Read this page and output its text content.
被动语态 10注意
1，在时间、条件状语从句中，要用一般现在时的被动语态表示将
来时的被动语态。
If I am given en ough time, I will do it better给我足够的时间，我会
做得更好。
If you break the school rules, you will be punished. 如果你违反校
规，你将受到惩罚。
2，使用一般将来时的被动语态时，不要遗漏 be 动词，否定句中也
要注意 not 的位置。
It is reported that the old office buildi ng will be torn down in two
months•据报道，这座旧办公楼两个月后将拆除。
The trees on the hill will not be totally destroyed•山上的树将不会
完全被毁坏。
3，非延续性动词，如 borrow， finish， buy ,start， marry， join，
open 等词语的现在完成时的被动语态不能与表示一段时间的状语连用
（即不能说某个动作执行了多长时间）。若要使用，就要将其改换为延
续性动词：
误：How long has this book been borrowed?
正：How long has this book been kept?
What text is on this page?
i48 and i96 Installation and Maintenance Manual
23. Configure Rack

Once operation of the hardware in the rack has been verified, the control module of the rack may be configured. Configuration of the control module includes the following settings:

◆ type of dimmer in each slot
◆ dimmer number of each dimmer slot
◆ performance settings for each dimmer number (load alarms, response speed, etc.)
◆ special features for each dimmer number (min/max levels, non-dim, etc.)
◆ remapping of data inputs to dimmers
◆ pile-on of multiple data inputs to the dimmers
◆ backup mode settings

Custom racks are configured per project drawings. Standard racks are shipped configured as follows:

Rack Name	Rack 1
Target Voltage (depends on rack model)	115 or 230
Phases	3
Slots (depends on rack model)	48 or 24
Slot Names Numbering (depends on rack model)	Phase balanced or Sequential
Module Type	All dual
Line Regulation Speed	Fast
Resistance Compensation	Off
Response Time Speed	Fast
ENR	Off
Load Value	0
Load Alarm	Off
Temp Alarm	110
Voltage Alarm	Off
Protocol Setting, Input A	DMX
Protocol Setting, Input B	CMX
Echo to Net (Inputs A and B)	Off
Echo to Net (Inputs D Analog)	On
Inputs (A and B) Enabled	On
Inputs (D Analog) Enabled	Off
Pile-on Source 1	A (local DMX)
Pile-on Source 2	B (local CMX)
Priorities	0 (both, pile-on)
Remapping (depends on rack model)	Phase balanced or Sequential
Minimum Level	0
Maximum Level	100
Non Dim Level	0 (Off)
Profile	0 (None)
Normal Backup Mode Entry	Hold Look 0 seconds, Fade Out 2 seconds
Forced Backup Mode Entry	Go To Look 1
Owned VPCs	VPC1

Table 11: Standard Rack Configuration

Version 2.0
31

====================

Aim —
Nothing should be changed: write out all of the data as is.

Response to this exercise —
Read this page and output its text content.
被动语态 10注意
1，在时间、条件状语从句中，要用一般现在时的被动语态表示将
来时的被动语态。
If I am given en ough time, I will do it better给我足够的时间，我会
做得更好。
If you break the school rules, you will be punished. 如果你违反校
规，你将受到惩罚。
2，使用一般将来时的被动语态时，不要遗漏 be 动词，否定句中也
要注意 not 的位置。
It is reported that the old office buildi ng will be torn down in two
months•据报道，这座旧办公楼两个月后将拆除。
The trees on the hill will not be totally destroyed•山上的树将不会
完全被毁坏。
3，非延续性动词，如 borrow， finish， buy ,start， marry， join，
open 等词语的现在完成时的被动语态不能与表示一段时间的状语连用
（即不能说某个动作执行了多长时间）。若要使用，就要将其改换为延
续性动词：
误：How long has this book been borrowed?
正：How long has this book been kept?
What text is on this page?
i48 and i96 Installation and Maintenance Manual
23. Configure Rack

Once operation of the hardware in the rack has been verified, the control module of the rack may be configured. Configuration of the control module includes the following settings:

◆ type of dimmer in each slot
◆ dimmer number of each dimmer slot
◆ performance settings for each dimmer number (load alarms, response speed, etc.)
◆ special features for each dimmer number (min/max levels, non-dim, etc.)
◆ remapping of data inputs to dimmers
◆ pile-on of multiple data inputs to the dimmers
◆ backup mode settings

Custom racks are configured per project drawings. Standard racks are shipped configured as follows:

Rack Name	Rack 1
Target Voltage (depends on rack model)	115 or 230
Phases	3
Slots (depends on rack model)	48 or 24
Slot Names Numbering (depends on rack model)	Phase balanced or Sequential
Module Type	All dual
Line Regulation Speed	Fast
Resistance Compensation	Off
Response Time Speed	Fast
ENR	Off
Load Value	0
Load Alarm	Off
Temp Alarm	110
Voltage Alarm	Off
Protocol Setting, Input A	DMX
Protocol Setting, Input B	CMX
Echo to Net (Inputs A and B)	Off
Echo to Net (Inputs D Analog)	On
Inputs (A and B) Enabled	On
Inputs (D Analog) Enabled	Off
Pile-on Source 1	A (local DMX)
Pile-on Source 2	B (local CMX)
Priorities	0 (both, pile-on)
Remapping (depends on rack model)	Phase balanced or Sequential
Minimum Level	0
Maximum Level	100
Non Dim Level	0 (Off)
Profile	0 (None)
Normal Backup Mode Entry	Hold Look 0 seconds, Fade Out 2 seconds
Forced Backup Mode Entry	Go To Look 1
Owned VPCs	VPC1

Table 11: Standard Rack Configuration

Version 2.0
31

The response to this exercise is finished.